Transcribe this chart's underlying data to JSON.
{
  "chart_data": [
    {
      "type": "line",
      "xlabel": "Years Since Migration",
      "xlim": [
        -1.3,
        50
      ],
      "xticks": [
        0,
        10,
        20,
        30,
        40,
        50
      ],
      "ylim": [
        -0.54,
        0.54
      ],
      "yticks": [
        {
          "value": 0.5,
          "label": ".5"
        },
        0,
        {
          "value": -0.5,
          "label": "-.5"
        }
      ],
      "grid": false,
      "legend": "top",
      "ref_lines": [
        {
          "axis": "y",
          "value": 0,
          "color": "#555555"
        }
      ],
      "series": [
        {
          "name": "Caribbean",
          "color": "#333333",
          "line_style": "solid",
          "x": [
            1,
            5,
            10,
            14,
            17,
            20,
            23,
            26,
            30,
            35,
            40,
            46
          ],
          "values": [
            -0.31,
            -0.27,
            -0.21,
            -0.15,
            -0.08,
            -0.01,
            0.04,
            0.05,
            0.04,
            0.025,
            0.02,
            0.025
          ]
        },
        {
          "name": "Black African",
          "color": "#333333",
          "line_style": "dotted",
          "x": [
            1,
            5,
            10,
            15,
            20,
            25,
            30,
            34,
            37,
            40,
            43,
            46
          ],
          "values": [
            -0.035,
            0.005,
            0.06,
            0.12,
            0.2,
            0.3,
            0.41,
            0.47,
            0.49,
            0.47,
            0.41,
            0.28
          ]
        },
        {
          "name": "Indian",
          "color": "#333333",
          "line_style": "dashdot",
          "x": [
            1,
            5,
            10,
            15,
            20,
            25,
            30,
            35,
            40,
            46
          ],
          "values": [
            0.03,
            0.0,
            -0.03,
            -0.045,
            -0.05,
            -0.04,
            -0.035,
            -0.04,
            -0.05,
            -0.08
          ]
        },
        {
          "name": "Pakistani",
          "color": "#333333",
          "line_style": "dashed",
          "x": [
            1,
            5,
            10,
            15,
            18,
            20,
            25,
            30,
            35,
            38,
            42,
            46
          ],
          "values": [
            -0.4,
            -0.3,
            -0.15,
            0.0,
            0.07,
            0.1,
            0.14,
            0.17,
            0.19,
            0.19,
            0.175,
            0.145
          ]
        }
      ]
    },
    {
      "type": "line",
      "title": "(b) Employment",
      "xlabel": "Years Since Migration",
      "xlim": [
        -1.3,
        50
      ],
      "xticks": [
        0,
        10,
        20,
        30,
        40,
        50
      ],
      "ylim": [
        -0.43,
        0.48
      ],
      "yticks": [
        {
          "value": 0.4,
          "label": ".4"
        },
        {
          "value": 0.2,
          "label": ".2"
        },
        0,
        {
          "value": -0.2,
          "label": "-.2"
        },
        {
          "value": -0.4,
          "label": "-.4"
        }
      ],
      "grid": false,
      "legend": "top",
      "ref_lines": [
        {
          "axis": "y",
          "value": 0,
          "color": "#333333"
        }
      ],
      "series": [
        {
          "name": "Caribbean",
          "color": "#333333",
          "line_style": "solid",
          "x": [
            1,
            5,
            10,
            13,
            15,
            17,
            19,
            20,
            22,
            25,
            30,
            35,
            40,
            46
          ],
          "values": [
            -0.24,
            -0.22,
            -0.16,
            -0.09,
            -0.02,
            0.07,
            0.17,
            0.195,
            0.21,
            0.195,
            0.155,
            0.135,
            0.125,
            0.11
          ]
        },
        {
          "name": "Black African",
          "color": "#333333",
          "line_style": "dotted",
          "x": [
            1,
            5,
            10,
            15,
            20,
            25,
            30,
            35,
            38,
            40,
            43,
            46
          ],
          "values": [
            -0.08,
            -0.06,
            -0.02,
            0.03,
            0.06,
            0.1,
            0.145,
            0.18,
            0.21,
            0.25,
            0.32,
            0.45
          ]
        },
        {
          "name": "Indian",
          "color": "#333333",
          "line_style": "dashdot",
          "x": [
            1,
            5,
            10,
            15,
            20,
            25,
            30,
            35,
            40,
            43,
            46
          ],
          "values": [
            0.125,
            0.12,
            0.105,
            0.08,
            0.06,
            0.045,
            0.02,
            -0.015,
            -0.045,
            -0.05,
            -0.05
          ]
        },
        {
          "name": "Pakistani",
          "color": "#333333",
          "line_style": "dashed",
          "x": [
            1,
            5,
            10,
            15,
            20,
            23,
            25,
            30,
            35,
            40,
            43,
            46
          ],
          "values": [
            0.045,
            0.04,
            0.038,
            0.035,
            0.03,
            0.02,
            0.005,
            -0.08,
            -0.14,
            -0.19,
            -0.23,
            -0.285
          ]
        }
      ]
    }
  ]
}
:::
INSTRUCTIONS FOR THE TASK: Return each line of the data exactly as written above.

SOLUTION TO THE PROBLEM:
Transcribe this chart's underlying data to JSON.
{
  "chart_data": [
    {
      "type": "line",
      "xlabel": "Years Since Migration",
      "xlim": [
        -1.3,
        50
      ],
      "xticks": [
        0,
        10,
        20,
        30,
        40,
        50
      ],
      "ylim": [
        -0.54,
        0.54
      ],
      "yticks": [
        {
          "value": 0.5,
          "label": ".5"
        },
        0,
        {
          "value": -0.5,
          "label": "-.5"
        }
      ],
      "grid": false,
      "legend": "top",
      "ref_lines": [
        {
          "axis": "y",
          "value": 0,
          "color": "#555555"
        }
      ],
      "series": [
        {
          "name": "Caribbean",
          "color": "#333333",
          "line_style": "solid",
          "x": [
            1,
            5,
            10,
            14,
            17,
            20,
            23,
            26,
            30,
            35,
            40,
            46
          ],
          "values": [
            -0.31,
            -0.27,
            -0.21,
            -0.15,
            -0.08,
            -0.01,
            0.04,
            0.05,
            0.04,
            0.025,
            0.02,
            0.025
          ]
        },
        {
          "name": "Black African",
          "color": "#333333",
          "line_style": "dotted",
          "x": [
            1,
            5,
            10,
            15,
            20,
            25,
            30,
            34,
            37,
            40,
            43,
            46
          ],
          "values": [
            -0.035,
            0.005,
            0.06,
            0.12,
            0.2,
            0.3,
            0.41,
            0.47,
            0.49,
            0.47,
            0.41,
            0.28
          ]
        },
        {
          "name": "Indian",
          "color": "#333333",
          "line_style": "dashdot",
          "x": [
            1,
            5,
            10,
            15,
            20,
            25,
            30,
            35,
            40,
            46
          ],
          "values": [
            0.03,
            0.0,
            -0.03,
            -0.045,
            -0.05,
            -0.04,
            -0.035,
            -0.04,
            -0.05,
            -0.08
          ]
        },
        {
          "name": "Pakistani",
          "color": "#333333",
          "line_style": "dashed",
          "x": [
            1,
            5,
            10,
            15,
            18,
            20,
            25,
            30,
            35,
            38,
            42,
            46
          ],
          "values": [
            -0.4,
            -0.3,
            -0.15,
            0.0,
            0.07,
            0.1,
            0.14,
            0.17,
            0.19,
            0.19,
            0.175,
            0.145
          ]
        }
      ]
    },
    {
      "type": "line",
      "title": "(b) Employment",
      "xlabel": "Years Since Migration",
      "xlim": [
        -1.3,
        50
      ],
      "xticks": [
        0,
        10,
        20,
        30,
        40,
        50
      ],
      "ylim": [
        -0.43,
        0.48
      ],
      "yticks": [
        {
          "value": 0.4,
          "label": ".4"
        },
        {
          "value": 0.2,
          "label": ".2"
        },
        0,
        {
          "value": -0.2,
          "label": "-.2"
        },
        {
          "value": -0.4,
          "label": "-.4"
        }
      ],
      "grid": false,
      "legend": "top",
      "ref_lines": [
        {
          "axis": "y",
          "value": 0,
          "color": "#333333"
        }
      ],
      "series": [
        {
          "name": "Caribbean",
          "color": "#333333",
          "line_style": "solid",
          "x": [
            1,
            5,
            10,
            13,
            15,
            17,
            19,
            20,
            22,
            25,
            30,
            35,
            40,
            46
          ],
          "values": [
            -0.24,
            -0.22,
            -0.16,
            -0.09,
            -0.02,
            0.07,
            0.17,
            0.195,
            0.21,
            0.195,
            0.155,
            0.135,
            0.125,
            0.11
          ]
        },
        {
          "name": "Black African",
          "color": "#333333",
          "line_style": "dotted",
          "x": [
            1,
            5,
            10,
            15,
            20,
            25,
            30,
            35,
            38,
            40,
            43,
            46
          ],
          "values": [
            -0.08,
            -0.06,
            -0.02,
            0.03,
            0.06,
            0.1,
            0.145,
            0.18,
            0.21,
            0.25,
            0.32,
            0.45
          ]
        },
        {
          "name": "Indian",
          "color": "#333333",
          "line_style": "dashdot",
          "x": [
            1,
            5,
            10,
            15,
            20,
            25,
            30,
            35,
            40,
            43,
            46
          ],
          "values": [
            0.125,
            0.12,
            0.105,
            0.08,
            0.06,
            0.045,
            0.02,
            -0.015,
            -0.045,
            -0.05,
            -0.05
          ]
        },
        {
          "name": "Pakistani",
          "color": "#333333",
          "line_style": "dashed",
          "x": [
            1,
            5,
            10,
            15,
            20,
            23,
            25,
            30,
            35,
            40,
            43,
            46
          ],
          "values": [
            0.045,
            0.04,
            0.038,
            0.035,
            0.03,
            0.02,
            0.005,
            -0.08,
            -0.14,
            -0.19,
            -0.23,
            -0.285
          ]
        }
      ]
    }
  ]
}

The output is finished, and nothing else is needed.